### [Fragmento citado]
Los gustos del espectador y el riesgo del festival

En ese cambio en la naturaleza de programadores y de espectadores, se establece una relación y surge una dicotomía que cada festival encara de una manera determinada. En ese sentido, una pregunta brotó en la conversación: ¿un festival debe simplemente satisfacer los gustos de ese público o debe ir más allá, intentar sorprenderlo, ofrecerle otras posibilidades? Para Jaime Pena, la respuesta es clara. “El gestor cultural tiene que ir por delante siempre, abrir caminos constantemente. Tiene que desarrollar una labor didáctica”, señaló el programador del CGAI. Losa, desde su experiencia, subraya la dificultad que hay en esa disyuntiva entre los gustos del público y el esfuerzo didáctico. Un dilema que algunos directores no valoran lo suficiente. Un ejemplo que salió a relucir durante la conversación tenía en Salomón Castiel, director de la Muestra de Valencia, su protagonista. “Este director llegó a decir una frase polémica, dijo que un festival sin alfombra roja era un cineclub con medios”, señaló Marta Gómez, para ilustrar cómo en algunos casos los programadores llegan a olvidar el necesario equilibrio entre los gustos más directos y mundanos del público y una oferta más sorprendente y adecuada, capaz de abrir nuevos canales entre los espectadores.

Además de esa dicotomía, en la conversación surgió otra cuestión a raíz de la relación entre espectador y festival. La duración de un festival limita su impacto didáctico y formativo. La mayoría de las muestras duran seis o siete días, no obstante sería necesario buscar canales para que su relación con los ciudadanos fuera permanente. “Hay que crear resortes que faciliten un incidente cultural y formativo más duradero. Se debe crear una maquinaria que le dé continuidad a la programación todo el año”, apuntó Sande.

Cineuropa va viendo su público crecer con cada nueva edición.

### [Tarea planteada A]
Según el fragmento sobre festivales de cine, ¿cuántos días duran la mayoría de las muestras?
### [Tarea planteada B]
Retoma el fragmento sobre festivales de cine justo después de su última oración y continúalo con un párrafo breve.

### [Listado de datos]
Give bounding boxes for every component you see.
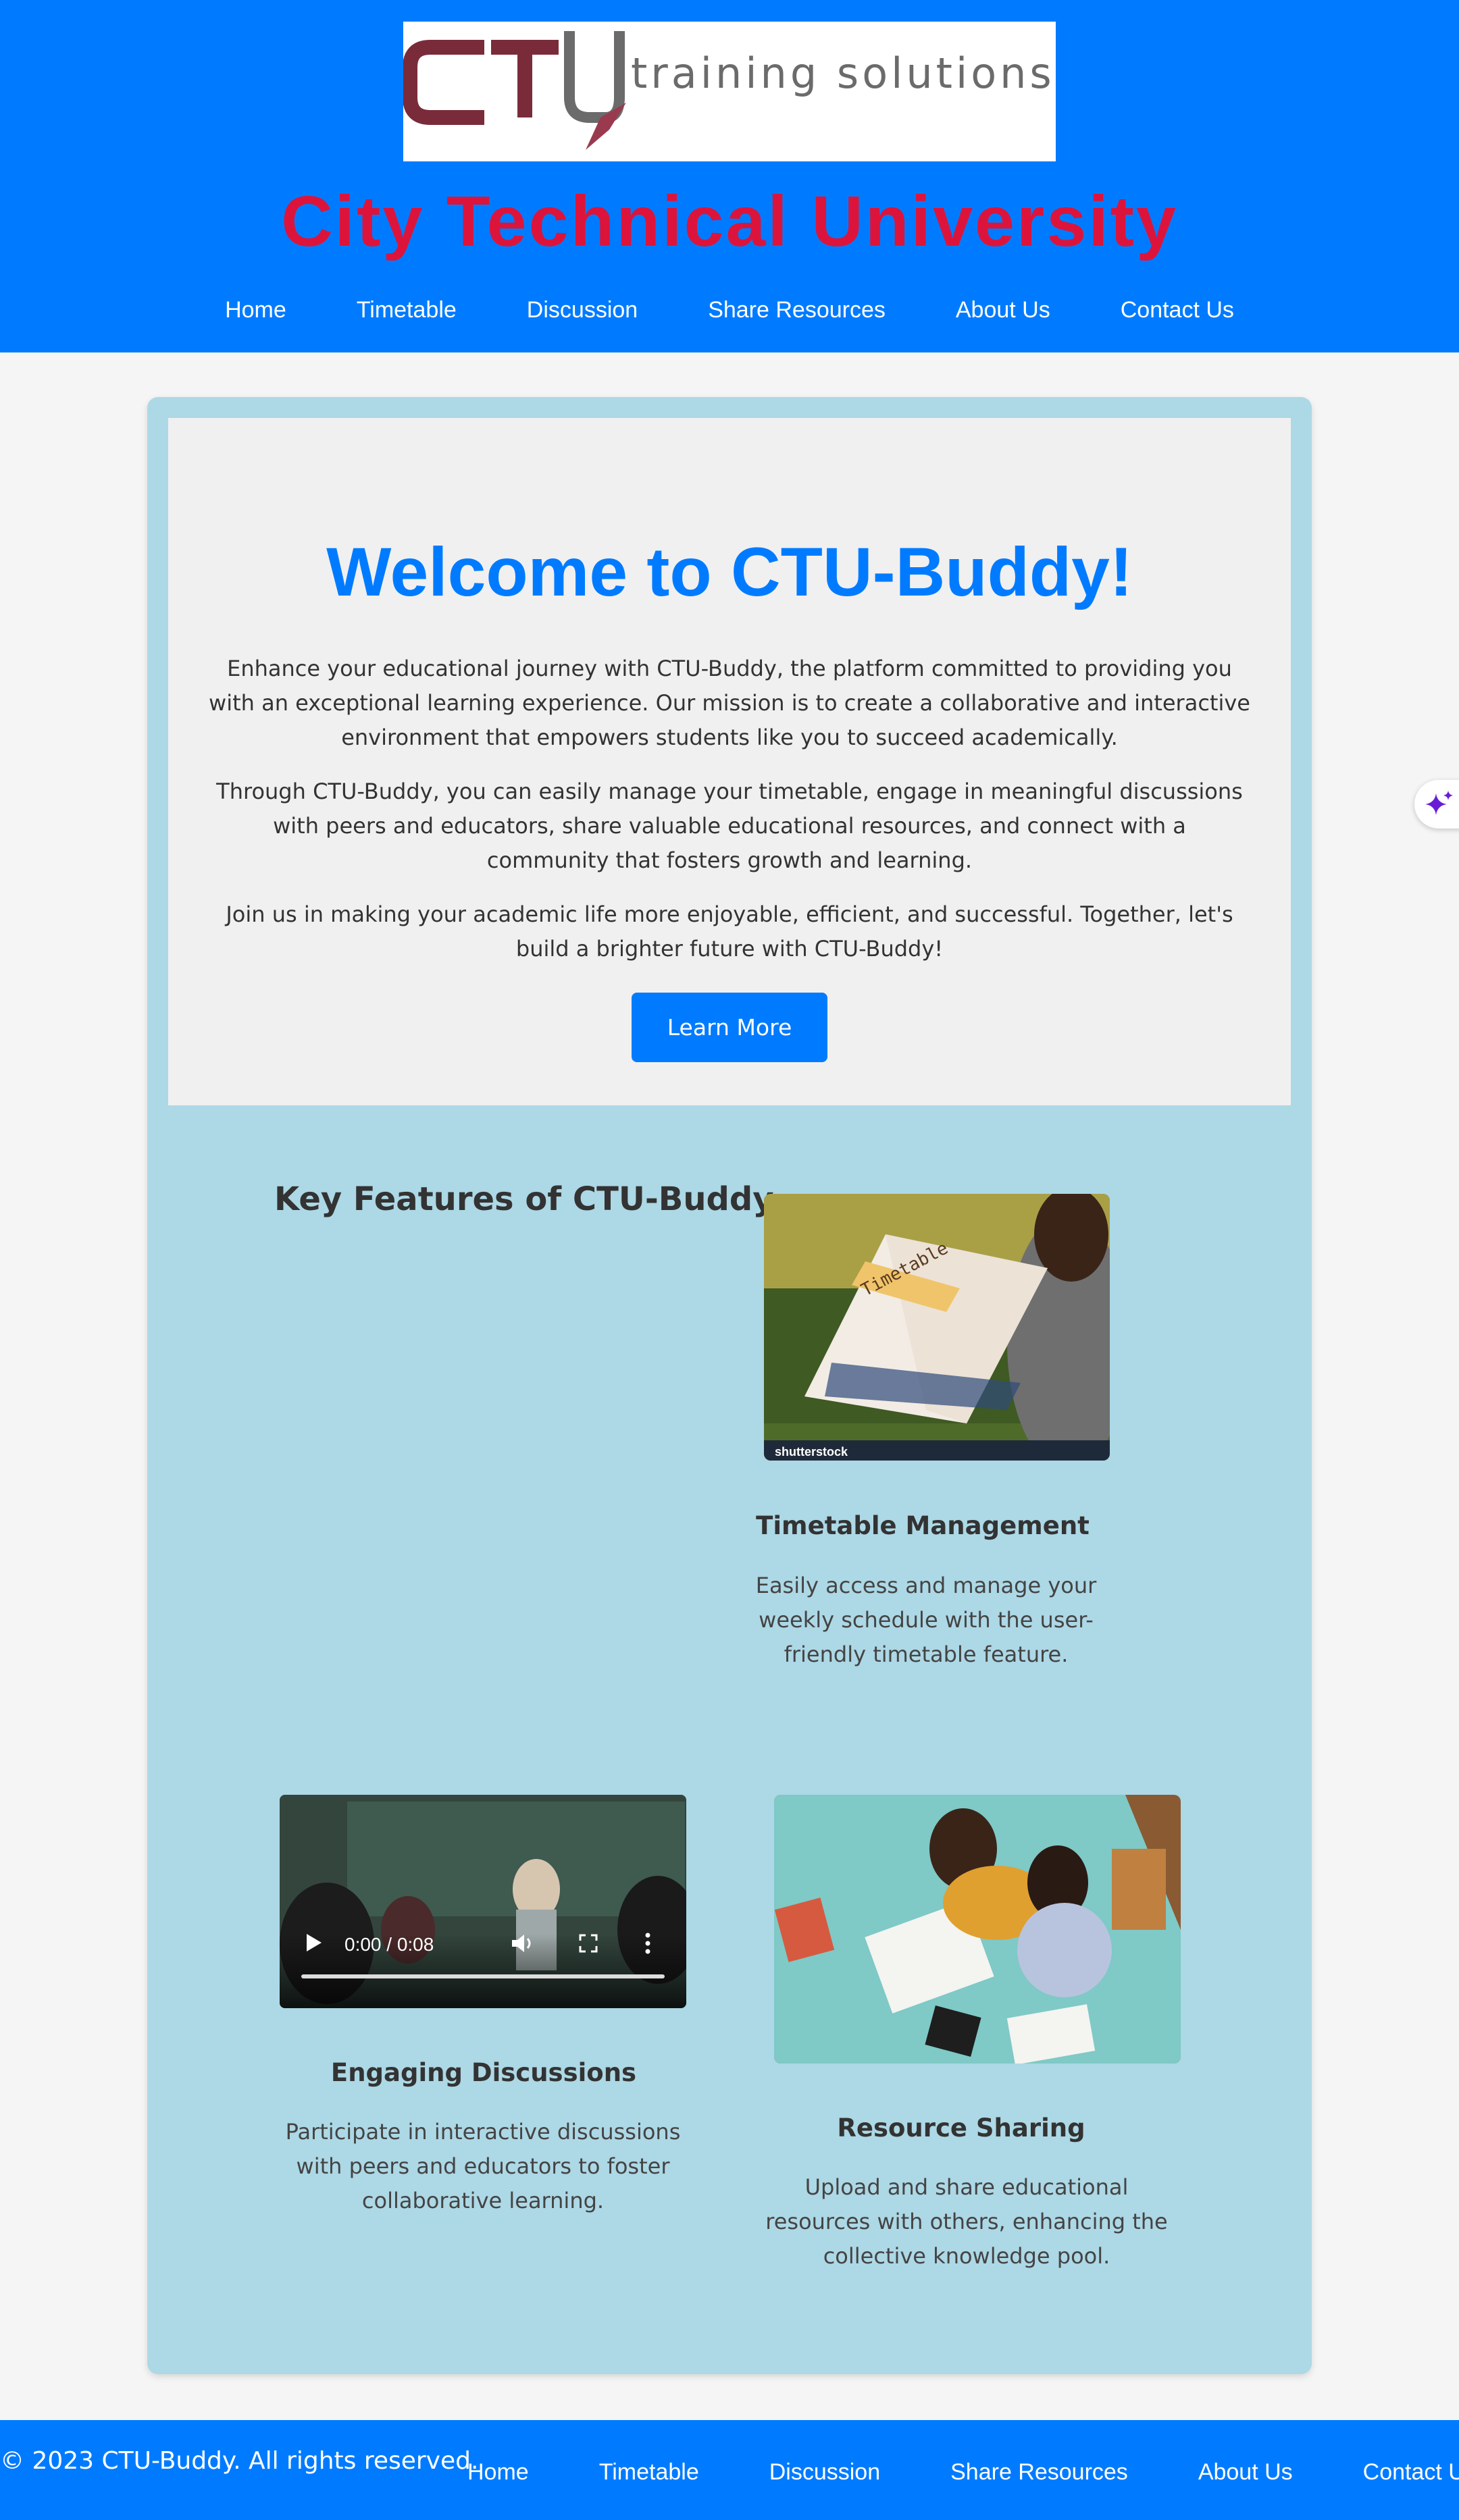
feature-desc-timetable: Easily access and manage your weekly sch…	[755, 1573, 1097, 1667]
resource-image	[774, 1795, 1181, 2064]
nav-contact-us[interactable]: Contact Us	[1085, 297, 1269, 323]
feature-timetable: Timetable shutterstock Timetable Managem…	[700, 1194, 1146, 1734]
discussion-video[interactable]: 0:00 / 0:08	[280, 1795, 686, 2008]
feature-resource: Resource Sharing Upload and share educat…	[738, 1795, 1184, 2308]
assistant-widget[interactable]	[1414, 780, 1459, 829]
footer-nav-contact-us[interactable]: Contact Us	[1328, 2459, 1459, 2486]
hero-paragraph-2: Through CTU-Buddy, you can easily manage…	[216, 779, 1243, 873]
footer-copyright: © 2023 CTU-Buddy. All rights reserved.	[0, 2447, 479, 2475]
more-options-icon[interactable]	[644, 1933, 651, 1954]
volume-icon[interactable]	[511, 1933, 535, 1954]
hero-section: Welcome to CTU-Buddy! Enhance your educa…	[168, 418, 1291, 1105]
footer-nav-about-us[interactable]: About Us	[1163, 2459, 1328, 2486]
nav-timetable[interactable]: Timetable	[322, 297, 492, 323]
footer-nav: Home Timetable Discussion Share Resource…	[432, 2459, 1459, 2486]
timetable-image: Timetable shutterstock	[764, 1194, 1110, 1461]
footer-nav-share-resources[interactable]: Share Resources	[915, 2459, 1163, 2486]
feature-desc-discussion: Participate in interactive discussions w…	[285, 2119, 681, 2213]
nav-share-resources[interactable]: Share Resources	[673, 297, 921, 323]
learn-more-button[interactable]: Learn More	[632, 993, 827, 1062]
ctu-logo[interactable]: training solutions	[403, 22, 1056, 161]
nav-discussion[interactable]: Discussion	[492, 297, 673, 323]
shutterstock-watermark: shutterstock	[775, 1445, 848, 1459]
footer-nav-home[interactable]: Home	[432, 2459, 564, 2486]
site-title: City Technical University	[281, 182, 1178, 261]
features-heading: Key Features of CTU-Buddy	[274, 1180, 774, 1218]
main-card: Welcome to CTU-Buddy! Enhance your educa…	[147, 397, 1312, 2374]
feature-title-resource: Resource Sharing	[837, 2114, 1085, 2143]
footer-nav-timetable[interactable]: Timetable	[564, 2459, 734, 2486]
site-header: training solutions City Technical Univer…	[0, 0, 1459, 352]
video-controls	[280, 1934, 686, 2008]
nav-home[interactable]: Home	[190, 297, 322, 323]
site-footer: © 2023 CTU-Buddy. All rights reserved. H…	[0, 2420, 1459, 2520]
sparkle-icon	[1425, 791, 1453, 815]
hero-paragraph-3: Join us in making your academic life mor…	[226, 901, 1233, 962]
feature-desc-resource: Upload and share educational resources w…	[765, 2174, 1168, 2269]
top-nav: Home Timetable Discussion Share Resource…	[0, 297, 1459, 323]
play-icon[interactable]	[305, 1933, 323, 1953]
nav-about-us[interactable]: About Us	[921, 297, 1085, 323]
feature-title-discussion: Engaging Discussions	[330, 2058, 637, 2087]
footer-nav-discussion[interactable]: Discussion	[734, 2459, 915, 2486]
hero-paragraph-1: Enhance your educational journey with CT…	[209, 656, 1250, 750]
fullscreen-icon[interactable]	[579, 1934, 598, 1953]
hero-title: Welcome to CTU-Buddy!	[326, 533, 1133, 610]
feature-discussion: 0:00 / 0:08 Engaging Discussions Partici…	[267, 1795, 700, 2267]
video-time: 0:00 / 0:08	[344, 1934, 434, 1955]
logo-tagline: training solutions	[631, 49, 1055, 98]
video-progress-bar[interactable]	[301, 1974, 665, 1978]
feature-title-timetable: Timetable Management	[756, 1511, 1090, 1540]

### [Resultado del ejercicio A]
La mayoría de las muestras duran seis o siete días.

### [Resultado del ejercicio B]
De Orense a Locarno

A raíz de la relación con el público, cada festival adopta un determinado modelo. Donostia, Locarno, Gijón, Moscú o el propio Cineuropa fueron algunas de las muestras que se trataron, en mayor o menor profundidad, a lo largo del debate. Algunas de ellas no salieron bien paradas del análisis que realizaron los participantes. Quizás, la que acumuló el mayor número de críticas fue la de Orense. “Tiene un presupuesto de medio millón de euros y casi todos nos preguntamos por qué. Pero que siga muchos años, prefiero que un mal festival continúe a que desaparezca. Un festival se puede corregir, pero aquel que desaparece… Es casi imposible que vuelva a nacer”, explicó Pawley. Seguramente fue lo más agradable que se escuchó en la sala sobre el certamen orensano. Su modelo, su programación poco afinada y su elevado presupuesto fueron los objetivos de las críticas.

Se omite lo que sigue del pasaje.